### DATA EXCERPTS:
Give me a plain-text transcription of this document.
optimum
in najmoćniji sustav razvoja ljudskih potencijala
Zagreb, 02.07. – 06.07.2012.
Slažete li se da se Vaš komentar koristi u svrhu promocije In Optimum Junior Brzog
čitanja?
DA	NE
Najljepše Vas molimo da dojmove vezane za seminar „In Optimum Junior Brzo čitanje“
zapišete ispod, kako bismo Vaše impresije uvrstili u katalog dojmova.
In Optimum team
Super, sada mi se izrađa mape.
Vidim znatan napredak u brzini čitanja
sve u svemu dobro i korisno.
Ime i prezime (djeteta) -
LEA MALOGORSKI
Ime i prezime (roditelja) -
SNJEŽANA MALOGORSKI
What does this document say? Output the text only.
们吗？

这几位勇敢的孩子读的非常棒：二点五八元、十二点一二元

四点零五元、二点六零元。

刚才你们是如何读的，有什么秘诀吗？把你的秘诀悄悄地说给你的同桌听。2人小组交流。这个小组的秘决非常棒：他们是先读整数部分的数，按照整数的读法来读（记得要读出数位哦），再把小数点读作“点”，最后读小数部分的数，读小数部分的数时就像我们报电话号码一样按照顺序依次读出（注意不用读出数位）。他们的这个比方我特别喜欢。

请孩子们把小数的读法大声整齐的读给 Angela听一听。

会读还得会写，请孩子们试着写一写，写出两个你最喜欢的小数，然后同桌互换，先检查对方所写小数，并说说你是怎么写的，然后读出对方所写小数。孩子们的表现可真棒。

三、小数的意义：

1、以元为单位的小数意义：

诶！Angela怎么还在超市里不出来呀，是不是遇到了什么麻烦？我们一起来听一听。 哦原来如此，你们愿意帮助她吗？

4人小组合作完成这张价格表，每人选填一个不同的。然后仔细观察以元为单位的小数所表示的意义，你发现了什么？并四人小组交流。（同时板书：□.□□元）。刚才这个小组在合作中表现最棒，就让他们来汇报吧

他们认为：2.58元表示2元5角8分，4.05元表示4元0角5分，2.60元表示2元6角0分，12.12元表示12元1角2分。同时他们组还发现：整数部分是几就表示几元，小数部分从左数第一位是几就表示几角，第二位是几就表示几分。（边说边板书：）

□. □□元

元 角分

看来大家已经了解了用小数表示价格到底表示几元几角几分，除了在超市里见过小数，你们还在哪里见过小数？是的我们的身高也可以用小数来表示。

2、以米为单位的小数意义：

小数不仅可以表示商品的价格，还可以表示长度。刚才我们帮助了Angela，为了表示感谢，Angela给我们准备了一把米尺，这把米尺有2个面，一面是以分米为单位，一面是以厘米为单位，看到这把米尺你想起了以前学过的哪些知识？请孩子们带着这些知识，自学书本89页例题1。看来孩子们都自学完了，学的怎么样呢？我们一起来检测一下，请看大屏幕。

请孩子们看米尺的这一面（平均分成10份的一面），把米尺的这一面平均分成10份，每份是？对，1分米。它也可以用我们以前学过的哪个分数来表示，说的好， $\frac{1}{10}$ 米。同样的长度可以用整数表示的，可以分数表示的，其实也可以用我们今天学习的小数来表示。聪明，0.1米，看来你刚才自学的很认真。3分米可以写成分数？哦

### SHORT EXERCISE:
Report how many lines include the word "prezime". Give nothing but the number.

### FULL ANSWER:
2